Short task
Every record below should be written out exactly; pictures stay out.

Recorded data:
▼

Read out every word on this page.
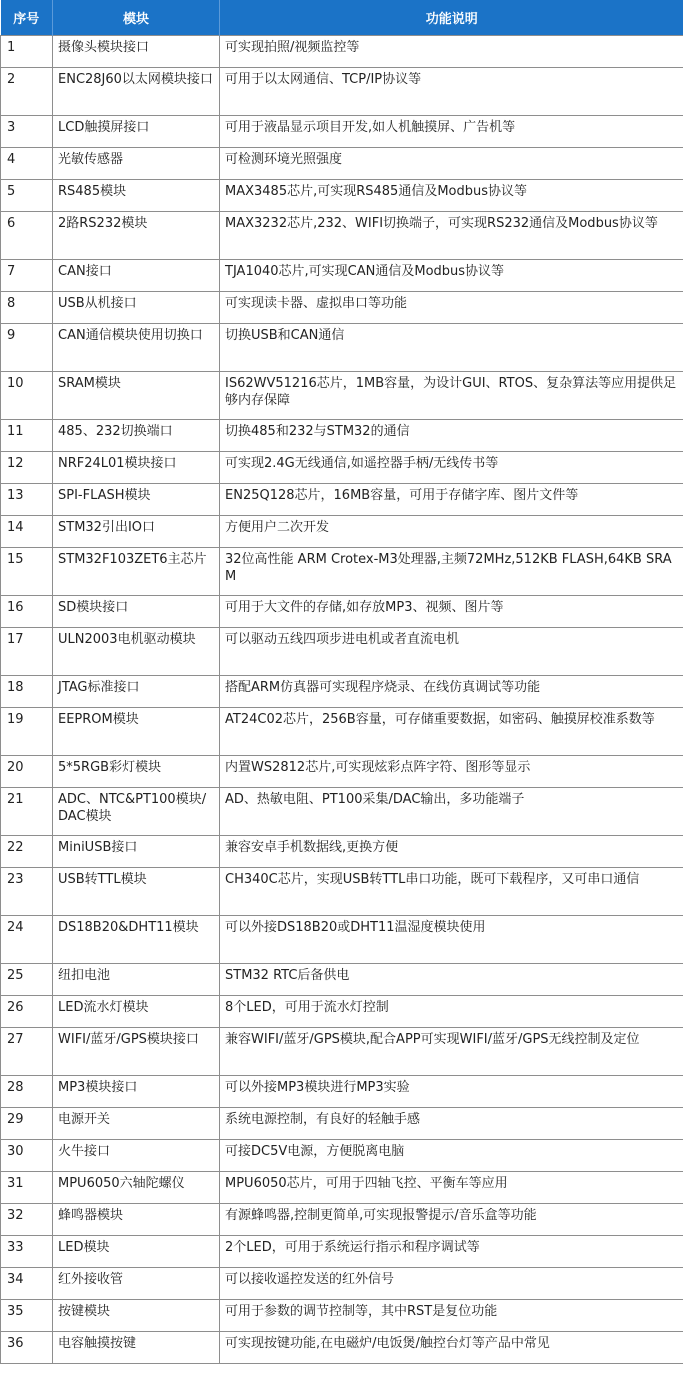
序号	模块	功能说明
1	摄像头模块接口	可实现拍照/视频监控等
2	ENC28J60以太网模块接口	可用于以太网通信、TCP/IP协议等
3	LCD触摸屏接口	可用于液晶显示项目开发,如人机触摸屏、广告机等
4	光敏传感器	可检测环境光照强度
5	RS485模块	MAX3485芯片,可实现RS485通信及Modbus协议等
6	2路RS232模块	MAX3232芯片,232、WIFI切换端子，可实现RS232通信及Modbus协议等
7	CAN接口	TJA1040芯片,可实现CAN通信及Modbus协议等
8	USB从机接口	可实现读卡器、虚拟串口等功能
9	CAN通信模块使用切换口	切换USB和CAN通信
10	SRAM模块	IS62WV51216芯片，1MB容量，为设计GUI、RTOS、复杂算法等应用提供足够内存保障
11	485、232切换端口	切换485和232与STM32的通信
12	NRF24L01模块接口	可实现2.4G无线通信,如遥控器手柄/无线传书等
13	SPI-FLASH模块	EN25Q128芯片，16MB容量，可用于存储字库、图片文件等
14	STM32引出IO口	方便用户二次开发
15	STM32F103ZET6主芯片	32位高性能 ARM Crotex-M3处理器,主频72MHz,512KB FLASH,64KB SRAM
16	SD模块接口	可用于大文件的存储,如存放MP3、视频、图片等
17	ULN2003电机驱动模块	可以驱动五线四项步进电机或者直流电机
18	JTAG标准接口	搭配ARM仿真器可实现程序烧录、在线仿真调试等功能
19	EEPROM模块	AT24C02芯片，256B容量，可存储重要数据，如密码、触摸屏校准系数等
20	5*5RGB彩灯模块	内置WS2812芯片,可实现炫彩点阵字符、图形等显示
21	ADC、NTC&PT100模块/DAC模块	AD、热敏电阻、PT100采集/DAC输出，多功能端子
22	MiniUSB接口	兼容安卓手机数据线,更换方便
23	USB转TTL模块	CH340C芯片，实现USB转TTL串口功能，既可下载程序，又可串口通信
24	DS18B20&DHT11模块	可以外接DS18B20或DHT11温湿度模块使用
25	纽扣电池	STM32 RTC后备供电
26	LED流水灯模块	8个LED，可用于流水灯控制
27	WIFI/蓝牙/GPS模块接口	兼容WIFI/蓝牙/GPS模块,配合APP可实现WIFI/蓝牙/GPS无线控制及定位
28	MP3模块接口	可以外接MP3模块进行MP3实验
29	电源开关	系统电源控制，有良好的轻触手感
30	火牛接口	可接DC5V电源，方便脱离电脑
31	MPU6050六轴陀螺仪	MPU6050芯片，可用于四轴飞控、平衡车等应用
32	蜂鸣器模块	有源蜂鸣器,控制更简单,可实现报警提示/音乐盒等功能
33	LED模块	2个LED，可用于系统运行指示和程序调试等
34	红外接收管	可以接收遥控发送的红外信号
35	按键模块	可用于参数的调节控制等，其中RST是复位功能
36	电容触摸按键	可实现按键功能,在电磁炉/电饭煲/触控台灯等产品中常见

▲

Response for this exercise
Read out every word on this page.
序号	模块	功能说明
1	摄像头模块接口	可实现拍照/视频监控等
2	ENC28J60以太网模块接口	可用于以太网通信、TCP/IP协议等
3	LCD触摸屏接口	可用于液晶显示项目开发,如人机触摸屏、广告机等
4	光敏传感器	可检测环境光照强度
5	RS485模块	MAX3485芯片,可实现RS485通信及Modbus协议等
6	2路RS232模块	MAX3232芯片,232、WIFI切换端子，可实现RS232通信及Modbus协议等
7	CAN接口	TJA1040芯片,可实现CAN通信及Modbus协议等
8	USB从机接口	可实现读卡器、虚拟串口等功能
9	CAN通信模块使用切换口	切换USB和CAN通信
10	SRAM模块	IS62WV51216芯片，1MB容量，为设计GUI、RTOS、复杂算法等应用提供足够内存保障
11	485、232切换端口	切换485和232与STM32的通信
12	NRF24L01模块接口	可实现2.4G无线通信,如遥控器手柄/无线传书等
13	SPI-FLASH模块	EN25Q128芯片，16MB容量，可用于存储字库、图片文件等
14	STM32引出IO口	方便用户二次开发
15	STM32F103ZET6主芯片	32位高性能 ARM Crotex-M3处理器,主频72MHz,512KB FLASH,64KB SRAM
16	SD模块接口	可用于大文件的存储,如存放MP3、视频、图片等
17	ULN2003电机驱动模块	可以驱动五线四项步进电机或者直流电机
18	JTAG标准接口	搭配ARM仿真器可实现程序烧录、在线仿真调试等功能
19	EEPROM模块	AT24C02芯片，256B容量，可存储重要数据，如密码、触摸屏校准系数等
20	5*5RGB彩灯模块	内置WS2812芯片,可实现炫彩点阵字符、图形等显示
21	ADC、NTC&PT100模块/DAC模块	AD、热敏电阻、PT100采集/DAC输出，多功能端子
22	MiniUSB接口	兼容安卓手机数据线,更换方便
23	USB转TTL模块	CH340C芯片，实现USB转TTL串口功能，既可下载程序，又可串口通信
24	DS18B20&DHT11模块	可以外接DS18B20或DHT11温湿度模块使用
25	纽扣电池	STM32 RTC后备供电
26	LED流水灯模块	8个LED，可用于流水灯控制
27	WIFI/蓝牙/GPS模块接口	兼容WIFI/蓝牙/GPS模块,配合APP可实现WIFI/蓝牙/GPS无线控制及定位
28	MP3模块接口	可以外接MP3模块进行MP3实验
29	电源开关	系统电源控制，有良好的轻触手感
30	火牛接口	可接DC5V电源，方便脱离电脑
31	MPU6050六轴陀螺仪	MPU6050芯片，可用于四轴飞控、平衡车等应用
32	蜂鸣器模块	有源蜂鸣器,控制更简单,可实现报警提示/音乐盒等功能
33	LED模块	2个LED，可用于系统运行指示和程序调试等
34	红外接收管	可以接收遥控发送的红外信号
35	按键模块	可用于参数的调节控制等，其中RST是复位功能
36	电容触摸按键	可实现按键功能,在电磁炉/电饭煲/触控台灯等产品中常见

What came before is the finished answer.